§ **Your objective**: Read the records below. Copy each line where the string "Bijbels" occurs.

§ **Supplied material**:
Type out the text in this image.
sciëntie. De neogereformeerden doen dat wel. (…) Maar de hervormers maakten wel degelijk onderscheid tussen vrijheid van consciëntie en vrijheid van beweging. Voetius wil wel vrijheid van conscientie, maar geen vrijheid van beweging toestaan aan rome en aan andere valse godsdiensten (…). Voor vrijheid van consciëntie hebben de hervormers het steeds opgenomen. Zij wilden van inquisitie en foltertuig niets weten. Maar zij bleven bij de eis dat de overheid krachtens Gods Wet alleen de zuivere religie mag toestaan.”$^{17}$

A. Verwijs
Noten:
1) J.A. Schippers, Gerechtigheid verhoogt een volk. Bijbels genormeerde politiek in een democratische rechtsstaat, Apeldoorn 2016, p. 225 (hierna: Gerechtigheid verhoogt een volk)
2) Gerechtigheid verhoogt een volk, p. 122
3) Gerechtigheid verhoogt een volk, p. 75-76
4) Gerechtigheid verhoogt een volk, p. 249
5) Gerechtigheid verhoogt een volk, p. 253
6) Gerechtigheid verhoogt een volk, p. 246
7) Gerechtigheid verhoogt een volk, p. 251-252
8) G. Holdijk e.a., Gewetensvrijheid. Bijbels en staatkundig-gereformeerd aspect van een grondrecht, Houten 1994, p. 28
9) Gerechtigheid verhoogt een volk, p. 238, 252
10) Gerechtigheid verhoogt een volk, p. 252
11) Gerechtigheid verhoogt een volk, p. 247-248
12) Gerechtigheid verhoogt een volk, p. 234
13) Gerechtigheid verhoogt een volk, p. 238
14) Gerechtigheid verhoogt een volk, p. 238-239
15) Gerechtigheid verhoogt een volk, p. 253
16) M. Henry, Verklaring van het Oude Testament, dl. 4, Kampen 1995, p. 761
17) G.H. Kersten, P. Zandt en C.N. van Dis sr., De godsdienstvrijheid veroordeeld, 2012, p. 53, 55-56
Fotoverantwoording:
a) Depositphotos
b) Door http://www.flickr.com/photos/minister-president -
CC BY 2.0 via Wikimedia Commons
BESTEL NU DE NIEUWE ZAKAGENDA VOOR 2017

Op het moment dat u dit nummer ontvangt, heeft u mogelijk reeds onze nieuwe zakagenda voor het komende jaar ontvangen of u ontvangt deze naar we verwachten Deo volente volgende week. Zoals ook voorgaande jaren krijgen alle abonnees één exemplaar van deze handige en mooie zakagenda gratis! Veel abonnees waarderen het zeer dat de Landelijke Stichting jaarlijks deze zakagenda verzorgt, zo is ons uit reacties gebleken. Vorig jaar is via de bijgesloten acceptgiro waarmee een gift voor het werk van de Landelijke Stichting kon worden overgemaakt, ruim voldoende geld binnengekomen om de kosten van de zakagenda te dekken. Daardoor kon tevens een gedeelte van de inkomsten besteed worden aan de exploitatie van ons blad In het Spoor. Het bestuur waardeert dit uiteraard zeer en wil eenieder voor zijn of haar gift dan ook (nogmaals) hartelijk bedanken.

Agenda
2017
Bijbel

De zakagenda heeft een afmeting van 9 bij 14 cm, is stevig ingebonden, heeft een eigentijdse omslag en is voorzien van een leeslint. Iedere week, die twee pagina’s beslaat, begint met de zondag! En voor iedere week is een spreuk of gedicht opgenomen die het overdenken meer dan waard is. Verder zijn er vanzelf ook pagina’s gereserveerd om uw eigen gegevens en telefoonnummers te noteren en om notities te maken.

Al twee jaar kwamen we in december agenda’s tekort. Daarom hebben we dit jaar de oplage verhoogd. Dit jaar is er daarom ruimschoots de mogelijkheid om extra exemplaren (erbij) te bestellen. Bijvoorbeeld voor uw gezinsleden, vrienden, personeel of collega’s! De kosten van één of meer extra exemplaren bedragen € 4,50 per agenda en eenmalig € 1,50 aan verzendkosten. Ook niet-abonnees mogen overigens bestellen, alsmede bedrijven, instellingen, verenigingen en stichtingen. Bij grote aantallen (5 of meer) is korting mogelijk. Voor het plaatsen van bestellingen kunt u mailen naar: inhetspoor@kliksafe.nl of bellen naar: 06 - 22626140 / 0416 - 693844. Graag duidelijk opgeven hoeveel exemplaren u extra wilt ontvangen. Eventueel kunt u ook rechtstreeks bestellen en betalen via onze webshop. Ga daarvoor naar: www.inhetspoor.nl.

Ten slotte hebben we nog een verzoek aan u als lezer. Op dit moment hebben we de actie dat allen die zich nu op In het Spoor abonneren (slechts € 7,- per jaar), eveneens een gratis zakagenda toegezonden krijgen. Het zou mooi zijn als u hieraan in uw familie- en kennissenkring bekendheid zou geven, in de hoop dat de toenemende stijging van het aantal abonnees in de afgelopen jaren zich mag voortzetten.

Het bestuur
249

§ **Completed exercise**:
1) J.A. Schippers, Gerechtigheid verhoogt een volk. Bijbels genormeerde politiek in een democratische rechtsstaat, Apeldoorn 2016, p. 225 (hierna: Gerechtigheid verhoogt een volk)
8) G. Holdijk e.a., Gewetensvrijheid. Bijbels en staatkundig-gereformeerd aspect van een grondrecht, Houten 1994, p. 28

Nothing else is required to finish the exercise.